Task statement:
The complete listing should be restated exactly.

Data shown:
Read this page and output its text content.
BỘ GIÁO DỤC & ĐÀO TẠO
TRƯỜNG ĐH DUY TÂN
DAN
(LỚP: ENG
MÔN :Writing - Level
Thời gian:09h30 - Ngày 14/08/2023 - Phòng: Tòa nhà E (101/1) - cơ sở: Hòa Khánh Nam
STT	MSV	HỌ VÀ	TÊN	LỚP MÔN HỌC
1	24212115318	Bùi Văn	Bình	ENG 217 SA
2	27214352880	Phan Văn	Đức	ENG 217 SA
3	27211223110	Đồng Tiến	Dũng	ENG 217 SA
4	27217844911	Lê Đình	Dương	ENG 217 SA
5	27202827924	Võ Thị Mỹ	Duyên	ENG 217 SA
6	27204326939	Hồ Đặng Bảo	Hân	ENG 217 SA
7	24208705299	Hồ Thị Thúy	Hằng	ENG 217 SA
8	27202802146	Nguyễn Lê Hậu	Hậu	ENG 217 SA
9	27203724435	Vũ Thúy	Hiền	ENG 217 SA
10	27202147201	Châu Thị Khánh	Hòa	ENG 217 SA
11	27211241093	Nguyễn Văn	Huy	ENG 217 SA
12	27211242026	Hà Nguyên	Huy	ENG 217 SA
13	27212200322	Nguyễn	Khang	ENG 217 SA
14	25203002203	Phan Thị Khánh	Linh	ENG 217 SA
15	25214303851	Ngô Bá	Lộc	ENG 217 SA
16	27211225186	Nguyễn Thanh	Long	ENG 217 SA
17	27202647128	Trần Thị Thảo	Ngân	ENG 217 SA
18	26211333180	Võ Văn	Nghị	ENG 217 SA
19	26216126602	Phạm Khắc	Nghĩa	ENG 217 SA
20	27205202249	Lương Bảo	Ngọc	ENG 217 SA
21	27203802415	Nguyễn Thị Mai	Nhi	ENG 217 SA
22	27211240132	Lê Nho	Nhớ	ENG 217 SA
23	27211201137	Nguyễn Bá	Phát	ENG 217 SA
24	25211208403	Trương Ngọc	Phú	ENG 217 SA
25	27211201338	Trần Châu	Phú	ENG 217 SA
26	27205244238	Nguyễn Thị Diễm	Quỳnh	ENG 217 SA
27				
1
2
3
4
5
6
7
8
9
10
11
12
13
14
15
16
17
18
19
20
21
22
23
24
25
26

Exercise result:
Read this page and output its text content.
BỘ GIÁO DỤC & ĐÀO TẠO
TRƯỜNG ĐH DUY TÂN
DAN
(LỚP: ENG
MÔN :Writing - Level
Thời gian:09h30 - Ngày 14/08/2023 - Phòng: Tòa nhà E (101/1) - cơ sở: Hòa Khánh Nam
STT	MSV	HỌ VÀ	TÊN	LỚP MÔN HỌC
1	24212115318	Bùi Văn	Bình	ENG 217 SA
2	27214352880	Phan Văn	Đức	ENG 217 SA
3	27211223110	Đồng Tiến	Dũng	ENG 217 SA
4	27217844911	Lê Đình	Dương	ENG 217 SA
5	27202827924	Võ Thị Mỹ	Duyên	ENG 217 SA
6	27204326939	Hồ Đặng Bảo	Hân	ENG 217 SA
7	24208705299	Hồ Thị Thúy	Hằng	ENG 217 SA
8	27202802146	Nguyễn Lê Hậu	Hậu	ENG 217 SA
9	27203724435	Vũ Thúy	Hiền	ENG 217 SA
10	27202147201	Châu Thị Khánh	Hòa	ENG 217 SA
11	27211241093	Nguyễn Văn	Huy	ENG 217 SA
12	27211242026	Hà Nguyên	Huy	ENG 217 SA
13	27212200322	Nguyễn	Khang	ENG 217 SA
14	25203002203	Phan Thị Khánh	Linh	ENG 217 SA
15	25214303851	Ngô Bá	Lộc	ENG 217 SA
16	27211225186	Nguyễn Thanh	Long	ENG 217 SA
17	27202647128	Trần Thị Thảo	Ngân	ENG 217 SA
18	26211333180	Võ Văn	Nghị	ENG 217 SA
19	26216126602	Phạm Khắc	Nghĩa	ENG 217 SA
20	27205202249	Lương Bảo	Ngọc	ENG 217 SA
21	27203802415	Nguyễn Thị Mai	Nhi	ENG 217 SA
22	27211240132	Lê Nho	Nhớ	ENG 217 SA
23	27211201137	Nguyễn Bá	Phát	ENG 217 SA
24	25211208403	Trương Ngọc	Phú	ENG 217 SA
25	27211201338	Trần Châu	Phú	ENG 217 SA
26	27205244238	Nguyễn Thị Diễm	Quỳnh	ENG 217 SA
27				
1
2
3
4
5
6
7
8
9
10
11
12
13
14
15
16
17
18
19
20
21
22
23
24
25
26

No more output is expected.